_Goal_.
Pull the passage from "He has also" to "the Susan Rice?" verbatim out of the article below on Trump's shifting surveillance claims.

Trump's Shifting Surveillance Claims
His newest argument, that he was talking about Susan Rice and “unmasking,” doesn’t make any more sense than his previous versions.
It’s now been more than a month since Donald Trump tweeted, without offering any evidence, that Barack Obama had Trump’s “wires tapped” (the scare quotes were his) at Trump Tower prior to the election.
Since then, the president has refused to back down from a claim obviously unfounded, as the director of the FBI testified under oath. In the process, he has set off a feud with America’s closest ally, made an excruciating joke at the expense of another and refused to take responsibility for his claims.
He has also tried to change his story.
First, Trump argued he really just meant he had been surveilled, rather than literally wiretapped.
Wednesday, in an interview with Fox Business’s Maria Bartiromo, Trump has once again tried to change his story, arguing he was referring to cases of “unmasking,” where Trump transition team officials were named in classified intelligence reports, at the request of Obama officials:
Trump: When you look at Susan Rice and what's going on, and so many people are coming up to me and apologizing now. They're saying you know, you were right when you said that. Perhaps I didn't know how right I was, because nobody knew the extent of it.
Bartiromo: When you sent that infamous tweet, was that what you were referring to, the Susan Rice?
Trump: Oh, sure. We’re talking about surveillance. It was wiretapped in quotes. New York Times said the word wiretapped in the headline of the first edition. Then they took it out of there fast when they realized. But I put wiretapped in quotes, meaning, because, look, wiretapping is an old-fashioned…
Trump continues to fixate on the specific word choice of “wiretap” versus surveillance. There is a technical difference, but the broader problem is his baseless accusation that a president spied on him for partisan purposes. While the FBI has publicly confirmed it is investigating the Trump campaign’s ties to Russia, there is no evidence to suggest Obama himself ordered surveillance of Trump or his associates for political purposes.
However, despite trying to change the claim in his interview with Bartiromo, it’s clear Trump was alleging improper surveillance, not unmasking of legal surveillance, based on the way he has discussed it since the tweet. He made clear during a press conference on March 17, for example, he was basing his accusation of surveillance on comments made by Andrew Napolitano, a Fox News legal analyst. Other reports have connected Trump’s tweets to a Breitbart article based on a Mark Levin radio segment. None of these focused on unmasking.

_Dataset excerpts_.

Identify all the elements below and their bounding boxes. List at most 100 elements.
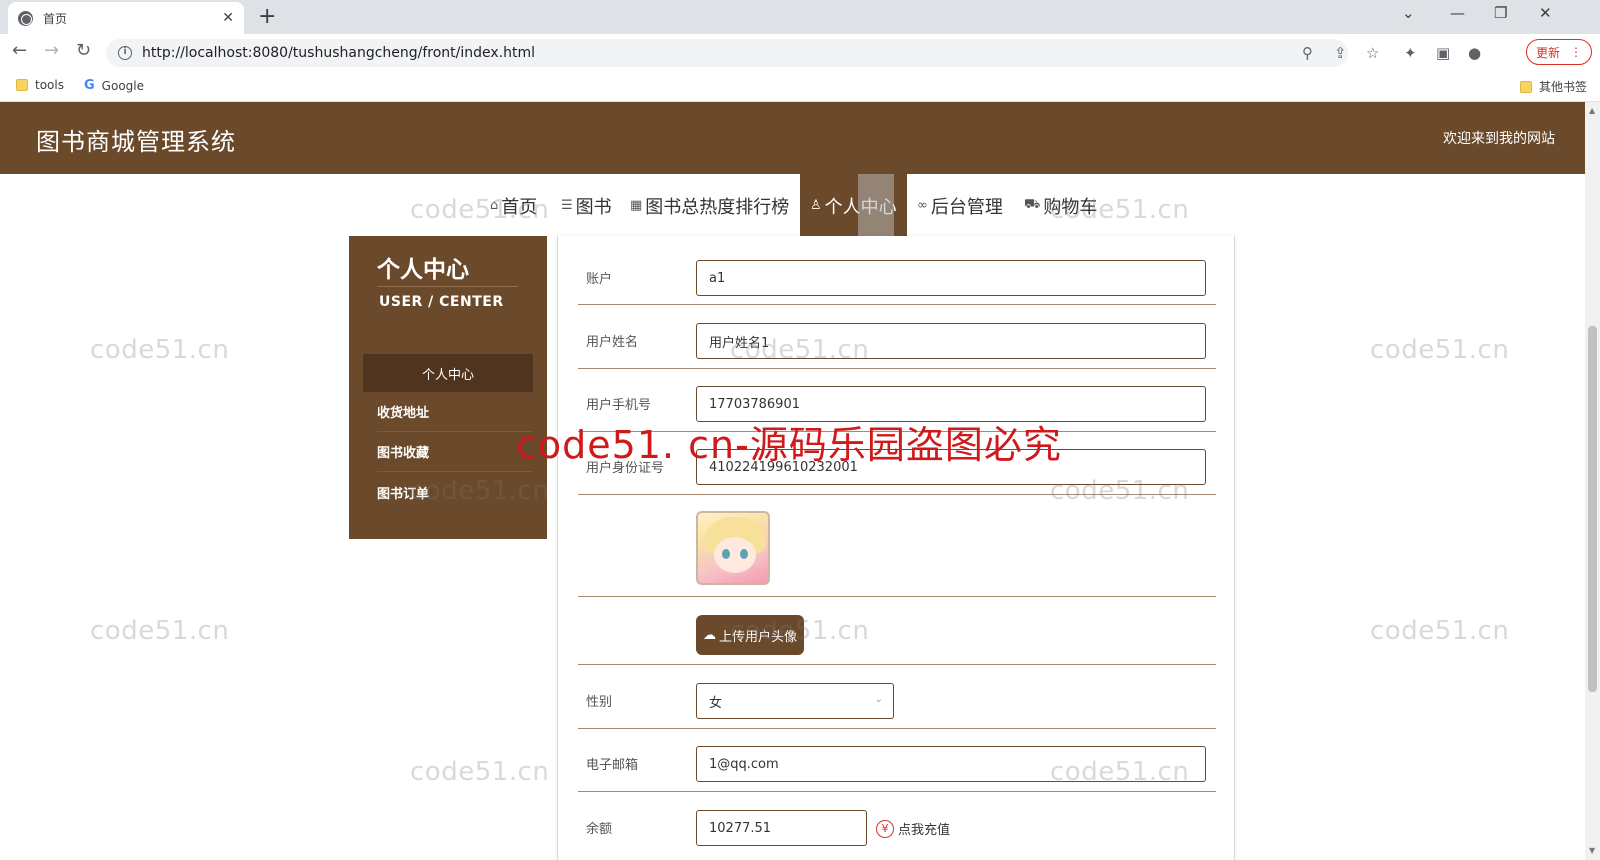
folder-icon [16, 79, 28, 91]
watermark: code51.cn [410, 757, 550, 787]
nav-home[interactable]: ⌂ 首页 [490, 174, 537, 237]
name-row: 用户姓名 用户姓名1 [578, 305, 1216, 369]
account-row: 账户 a1 [578, 236, 1216, 305]
nav-label: 图书总热度排行榜 [645, 196, 790, 218]
watermark: code51.cn [1370, 335, 1510, 365]
account-input[interactable]: a1 [696, 260, 1206, 296]
cloud-upload-icon: ☁ [702, 627, 716, 643]
email-input[interactable]: 1@qq.com [696, 746, 1206, 782]
nav-hover-highlight [858, 174, 894, 237]
id-card-input[interactable]: 410224199610232001 [696, 449, 1206, 485]
balance-row: 余额 10277.51 ¥ 点我充值 [578, 792, 1216, 860]
browser-tab-bar: 首页 ✕ + ⌄ — ❐ ✕ [0, 0, 1600, 34]
extensions-icon[interactable]: ✦ [1404, 44, 1417, 62]
user-icon: ♙ [810, 198, 822, 213]
tab-title: 首页 [43, 11, 68, 26]
profile-form: 账户 a1 用户姓名 用户姓名1 用户手机号 17703786901 用户身份证… [557, 236, 1235, 860]
phone-input[interactable]: 17703786901 [696, 386, 1206, 422]
bookmark-star-icon[interactable]: ☆ [1366, 44, 1379, 62]
avatar-eye [740, 549, 748, 559]
reload-button[interactable]: ↻ [76, 40, 91, 61]
recharge-link[interactable]: ¥ 点我充值 [876, 819, 950, 838]
account-label: 账户 [586, 272, 613, 287]
gift-icon: ▦ [630, 198, 643, 213]
bookmark-google[interactable]: G Google [84, 78, 144, 93]
restore-button[interactable]: ❐ [1494, 4, 1507, 22]
minimize-button[interactable]: — [1450, 4, 1465, 22]
new-tab-button[interactable]: + [258, 4, 276, 29]
upload-avatar-button[interactable]: ☁ 上传用户头像 [696, 615, 804, 655]
upload-row: ☁ 上传用户头像 [578, 597, 1216, 665]
globe-icon [18, 10, 33, 26]
sidebar-item-favorites[interactable]: 图书收藏 [377, 432, 532, 472]
watermark: code51.cn [90, 616, 230, 646]
forward-button[interactable]: → [44, 40, 59, 61]
sidebar-item-address[interactable]: 收货地址 [377, 392, 532, 432]
watermark: code51.cn [90, 335, 230, 365]
gender-row: 性别 女 ⌄ [578, 665, 1216, 729]
name-input[interactable]: 用户姓名1 [696, 323, 1206, 359]
tab-search-icon[interactable]: ⌄ [1402, 4, 1415, 22]
link-icon: ∞ [917, 198, 928, 213]
avatar-eye [722, 549, 730, 559]
back-button[interactable]: ← [12, 40, 27, 61]
nav-ranking[interactable]: ▦ 图书总热度排行榜 [630, 174, 789, 237]
user-sidebar: 个人中心 USER / CENTER 个人中心 收货地址 图书收藏 图书订单 [349, 236, 547, 539]
bookmark-label: Google [101, 78, 144, 93]
nav-cart[interactable]: ⛟ 购物车 [1024, 174, 1097, 237]
gender-select[interactable]: 女 ⌄ [696, 683, 894, 719]
id-card-label: 用户身份证号 [586, 461, 665, 476]
other-bookmarks[interactable]: 其他书签 [1520, 78, 1587, 95]
sidebar-divider [377, 286, 518, 287]
zoom-icon[interactable]: ⚲ [1302, 44, 1313, 62]
upload-label: 上传用户头像 [718, 629, 797, 645]
yen-icon: ¥ [876, 819, 894, 838]
site-title: 图书商城管理系统 [36, 128, 236, 156]
url-text: http://localhost:8080/tushushangcheng/fr… [142, 45, 536, 61]
google-icon: G [84, 78, 95, 93]
layers-icon: ☰ [561, 198, 573, 213]
address-bar[interactable]: i http://localhost:8080/tushushangcheng/… [106, 39, 1348, 67]
sidebar-subtitle: USER / CENTER [379, 294, 504, 310]
sidebar-item-user-center[interactable]: 个人中心 [363, 354, 533, 392]
update-button[interactable]: 更新 ⋮ [1526, 39, 1592, 65]
bookmark-tools[interactable]: tools [16, 78, 64, 92]
folder-icon [1520, 80, 1532, 93]
sidebar-title: 个人中心 [377, 257, 469, 283]
recharge-label: 点我充值 [898, 823, 951, 838]
nav-admin[interactable]: ∞ 后台管理 [917, 174, 1003, 237]
chevron-down-icon: ⌄ [874, 694, 883, 705]
balance-label: 余额 [586, 822, 613, 837]
close-tab-icon[interactable]: ✕ [222, 10, 234, 26]
more-menu-icon: ⋮ [1570, 45, 1582, 59]
profile-icon[interactable]: ● [1468, 44, 1481, 62]
nav-label: 购物车 [1043, 196, 1098, 218]
watermark: code51.cn [1370, 616, 1510, 646]
avatar-face [714, 537, 756, 573]
email-row: 电子邮箱 1@qq.com [578, 729, 1216, 792]
welcome-text: 欢迎来到我的网站 [1443, 131, 1555, 147]
balance-input[interactable]: 10277.51 [696, 810, 867, 846]
share-icon[interactable]: ⇪ [1334, 44, 1347, 62]
scroll-up-icon[interactable]: ▲ [1589, 106, 1595, 115]
avatar-image [696, 511, 770, 585]
site-info-icon[interactable]: i [118, 46, 132, 60]
main-nav: ⌂ 首页 ☰ 图书 ▦ 图书总热度排行榜 ♙ 个人中心 ∞ 后台管理 ⛟ 购物车 [0, 174, 1585, 237]
side-panel-icon[interactable]: ▣ [1436, 44, 1450, 62]
home-icon: ⌂ [490, 198, 499, 213]
page-scrollbar[interactable]: ▲ ▼ [1585, 102, 1600, 860]
nav-books[interactable]: ☰ 图书 [561, 174, 612, 237]
cart-icon: ⛟ [1024, 197, 1041, 212]
close-window-button[interactable]: ✕ [1539, 4, 1552, 22]
site-header: 图书商城管理系统 欢迎来到我的网站 [0, 102, 1585, 174]
scroll-down-icon[interactable]: ▼ [1589, 846, 1595, 855]
email-label: 电子邮箱 [586, 758, 639, 773]
phone-label: 用户手机号 [586, 398, 652, 413]
other-bookmarks-label: 其他书签 [1539, 80, 1588, 94]
gender-value: 女 [709, 695, 723, 711]
scroll-thumb[interactable] [1588, 326, 1597, 692]
page-viewport: 图书商城管理系统 欢迎来到我的网站 ⌂ 首页 ☰ 图书 ▦ 图书总热度排行榜 ♙… [0, 102, 1585, 860]
sidebar-item-orders[interactable]: 图书订单 [377, 472, 532, 512]
bookmark-label: tools [35, 78, 64, 92]
browser-tab[interactable]: 首页 ✕ [8, 2, 244, 34]
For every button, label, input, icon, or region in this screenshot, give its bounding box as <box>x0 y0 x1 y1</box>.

_Expected answer_.
He has also tried to change his story.
First, Trump argued he really just meant he had been surveilled, rather than literally wiretapped.
Wednesday, in an interview with Fox Business’s Maria Bartiromo, Trump has once again tried to change his story, arguing he was referring to cases of “unmasking,” where Trump transition team officials were named in classified intelligence reports, at the request of Obama officials:
Trump: When you look at Susan Rice and what's going on, and so many people are coming up to me and apologizing now. They're saying you know, you were right when you said that. Perhaps I didn't know how right I was, because nobody knew the extent of it.
Bartiromo: When you sent that infamous tweet, was that what you were referring to, the Susan Rice?